> DIRECTIONS FOR THIS TASK
Show every line containing "appear" by copying it.
# Start of DATA FOR THIS TASK
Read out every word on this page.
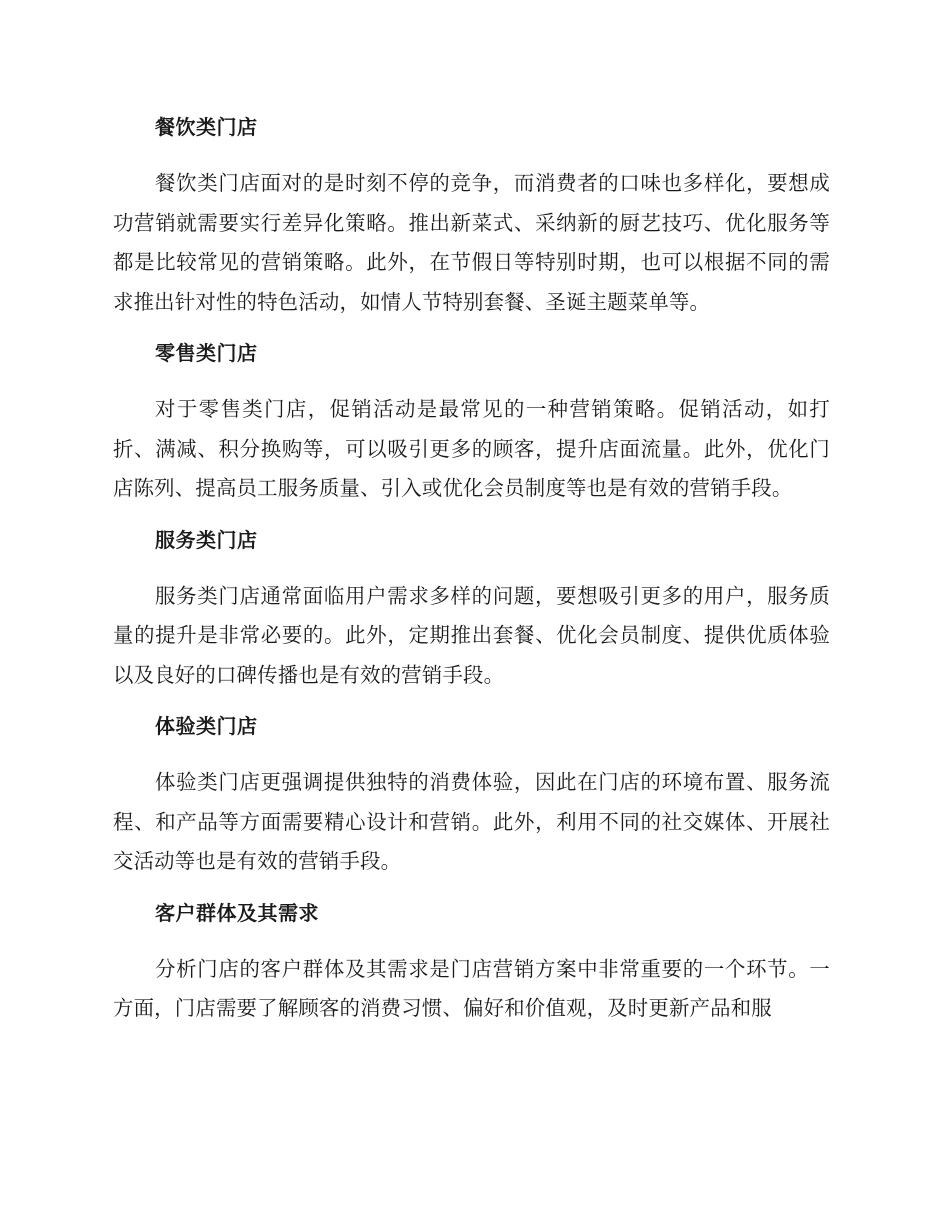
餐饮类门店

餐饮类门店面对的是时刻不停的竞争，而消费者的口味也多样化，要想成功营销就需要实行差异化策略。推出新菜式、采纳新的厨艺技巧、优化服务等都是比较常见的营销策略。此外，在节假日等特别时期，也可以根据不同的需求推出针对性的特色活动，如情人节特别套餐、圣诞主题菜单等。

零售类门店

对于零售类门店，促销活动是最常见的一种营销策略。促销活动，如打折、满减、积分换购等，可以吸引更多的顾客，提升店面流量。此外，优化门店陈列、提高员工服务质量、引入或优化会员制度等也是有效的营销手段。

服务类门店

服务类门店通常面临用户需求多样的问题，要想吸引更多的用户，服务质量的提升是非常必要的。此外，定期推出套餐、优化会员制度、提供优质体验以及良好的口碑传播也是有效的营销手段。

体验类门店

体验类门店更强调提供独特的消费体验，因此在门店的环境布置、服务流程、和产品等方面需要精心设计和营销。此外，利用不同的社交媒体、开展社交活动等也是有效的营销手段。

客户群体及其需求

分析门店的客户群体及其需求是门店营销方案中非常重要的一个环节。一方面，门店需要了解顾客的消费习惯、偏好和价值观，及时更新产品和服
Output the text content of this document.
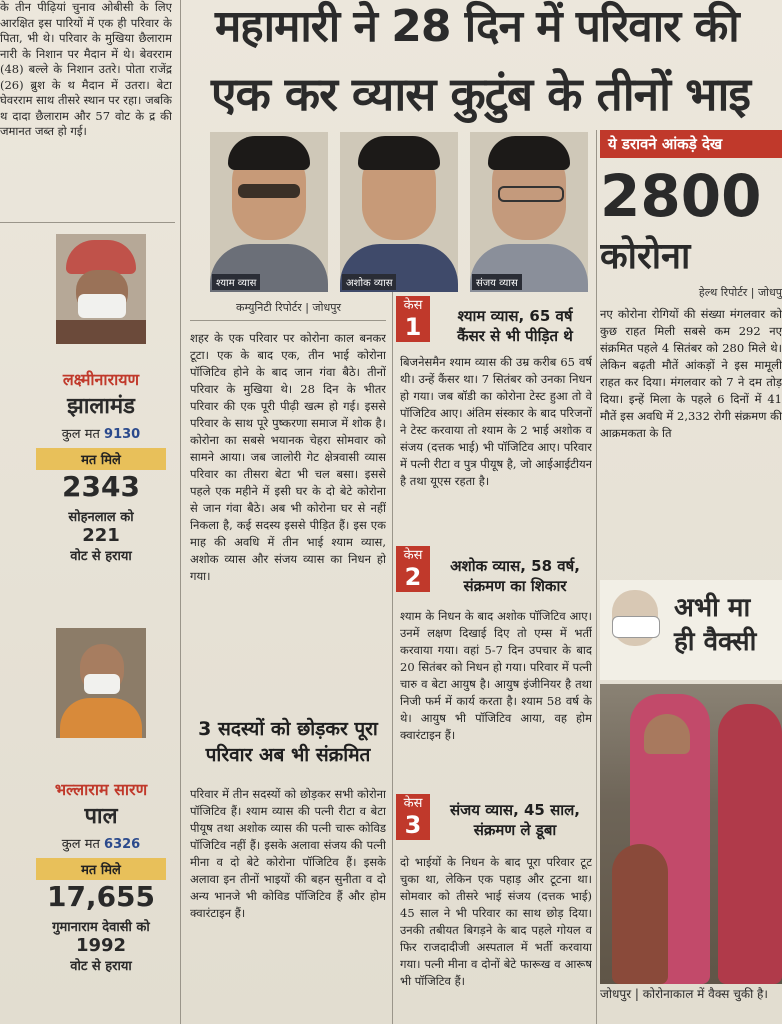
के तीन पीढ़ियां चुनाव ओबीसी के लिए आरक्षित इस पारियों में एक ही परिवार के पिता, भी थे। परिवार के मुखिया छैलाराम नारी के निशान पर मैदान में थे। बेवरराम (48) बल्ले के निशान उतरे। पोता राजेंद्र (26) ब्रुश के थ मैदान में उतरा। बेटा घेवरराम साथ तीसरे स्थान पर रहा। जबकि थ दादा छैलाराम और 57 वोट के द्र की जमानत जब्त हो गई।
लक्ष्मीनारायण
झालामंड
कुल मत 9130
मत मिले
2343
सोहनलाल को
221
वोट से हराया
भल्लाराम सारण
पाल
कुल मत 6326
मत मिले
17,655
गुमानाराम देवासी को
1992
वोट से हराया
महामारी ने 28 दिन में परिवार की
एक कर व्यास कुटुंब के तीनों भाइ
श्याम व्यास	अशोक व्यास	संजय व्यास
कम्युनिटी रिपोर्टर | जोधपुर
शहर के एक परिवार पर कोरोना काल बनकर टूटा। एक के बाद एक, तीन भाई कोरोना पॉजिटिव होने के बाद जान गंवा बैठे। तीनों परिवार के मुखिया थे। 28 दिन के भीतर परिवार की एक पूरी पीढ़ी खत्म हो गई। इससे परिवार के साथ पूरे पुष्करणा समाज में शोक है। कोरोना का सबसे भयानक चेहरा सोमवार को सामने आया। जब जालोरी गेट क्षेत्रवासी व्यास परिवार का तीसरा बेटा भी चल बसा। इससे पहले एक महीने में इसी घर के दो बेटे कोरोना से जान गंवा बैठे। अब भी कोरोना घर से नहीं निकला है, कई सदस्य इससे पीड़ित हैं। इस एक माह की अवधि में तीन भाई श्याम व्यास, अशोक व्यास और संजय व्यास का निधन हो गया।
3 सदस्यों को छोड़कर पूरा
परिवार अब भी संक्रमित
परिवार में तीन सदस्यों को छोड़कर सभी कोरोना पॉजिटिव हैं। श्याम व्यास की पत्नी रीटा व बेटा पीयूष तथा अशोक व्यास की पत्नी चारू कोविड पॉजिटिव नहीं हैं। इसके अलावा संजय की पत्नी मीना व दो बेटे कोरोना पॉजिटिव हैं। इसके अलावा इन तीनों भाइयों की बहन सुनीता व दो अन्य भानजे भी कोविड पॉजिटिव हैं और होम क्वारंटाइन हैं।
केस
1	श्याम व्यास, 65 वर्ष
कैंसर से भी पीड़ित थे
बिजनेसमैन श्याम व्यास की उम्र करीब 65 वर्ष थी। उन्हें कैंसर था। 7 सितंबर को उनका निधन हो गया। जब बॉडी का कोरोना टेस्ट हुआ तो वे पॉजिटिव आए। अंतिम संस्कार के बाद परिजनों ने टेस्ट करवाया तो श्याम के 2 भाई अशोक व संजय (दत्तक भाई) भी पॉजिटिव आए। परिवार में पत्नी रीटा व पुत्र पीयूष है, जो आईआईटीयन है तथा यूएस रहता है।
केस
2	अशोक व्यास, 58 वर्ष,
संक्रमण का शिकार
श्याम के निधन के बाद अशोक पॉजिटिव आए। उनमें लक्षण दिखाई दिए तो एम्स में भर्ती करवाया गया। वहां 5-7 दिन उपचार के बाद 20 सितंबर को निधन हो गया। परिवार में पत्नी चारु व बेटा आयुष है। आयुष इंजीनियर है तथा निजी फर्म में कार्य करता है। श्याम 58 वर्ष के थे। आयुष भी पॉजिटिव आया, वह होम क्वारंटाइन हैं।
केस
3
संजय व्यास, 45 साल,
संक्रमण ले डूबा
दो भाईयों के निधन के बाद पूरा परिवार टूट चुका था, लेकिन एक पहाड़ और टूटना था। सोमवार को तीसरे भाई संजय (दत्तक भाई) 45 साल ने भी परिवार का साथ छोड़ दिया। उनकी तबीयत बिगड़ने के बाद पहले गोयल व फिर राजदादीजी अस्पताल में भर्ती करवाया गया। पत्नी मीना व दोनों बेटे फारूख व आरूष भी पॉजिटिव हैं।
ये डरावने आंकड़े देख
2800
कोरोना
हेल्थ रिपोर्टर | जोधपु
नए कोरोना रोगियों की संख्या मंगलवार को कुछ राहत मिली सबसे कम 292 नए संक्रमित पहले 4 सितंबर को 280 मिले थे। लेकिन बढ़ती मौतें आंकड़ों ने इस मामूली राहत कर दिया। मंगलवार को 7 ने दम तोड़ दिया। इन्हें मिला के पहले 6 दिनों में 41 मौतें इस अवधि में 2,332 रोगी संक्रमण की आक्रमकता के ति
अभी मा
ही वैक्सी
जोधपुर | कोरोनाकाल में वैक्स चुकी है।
# End of DATA FOR THIS TASK
# Start of DATA FOR THIS TASK
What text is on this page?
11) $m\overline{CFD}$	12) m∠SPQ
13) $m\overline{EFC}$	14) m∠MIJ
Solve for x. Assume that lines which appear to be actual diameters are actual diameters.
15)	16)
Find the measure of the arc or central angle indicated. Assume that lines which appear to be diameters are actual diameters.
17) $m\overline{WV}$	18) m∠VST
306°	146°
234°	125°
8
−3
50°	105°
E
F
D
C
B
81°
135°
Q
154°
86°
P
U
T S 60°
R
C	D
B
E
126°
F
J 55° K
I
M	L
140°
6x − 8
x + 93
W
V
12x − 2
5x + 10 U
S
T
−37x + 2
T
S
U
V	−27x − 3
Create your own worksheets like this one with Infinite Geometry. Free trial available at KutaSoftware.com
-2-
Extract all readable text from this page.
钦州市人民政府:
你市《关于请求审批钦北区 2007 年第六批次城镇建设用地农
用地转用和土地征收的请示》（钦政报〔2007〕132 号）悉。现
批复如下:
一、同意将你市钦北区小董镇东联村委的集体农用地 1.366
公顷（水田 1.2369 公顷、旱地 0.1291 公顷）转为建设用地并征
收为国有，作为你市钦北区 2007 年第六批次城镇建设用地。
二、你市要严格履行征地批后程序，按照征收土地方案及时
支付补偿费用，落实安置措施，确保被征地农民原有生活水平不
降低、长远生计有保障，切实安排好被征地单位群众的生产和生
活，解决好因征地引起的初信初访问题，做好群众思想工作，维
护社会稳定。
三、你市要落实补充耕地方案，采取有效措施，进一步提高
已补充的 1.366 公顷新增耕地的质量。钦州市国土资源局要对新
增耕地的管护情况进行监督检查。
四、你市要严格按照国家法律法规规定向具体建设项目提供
# End of DATA FOR THIS TASK
> OUTPUT BELOW
Solve for x. Assume that lines which appear to be actual diameters are actual diameters.
Find the measure of the arc or central angle indicated. Assume that lines which appear to be diameters are actual diameters.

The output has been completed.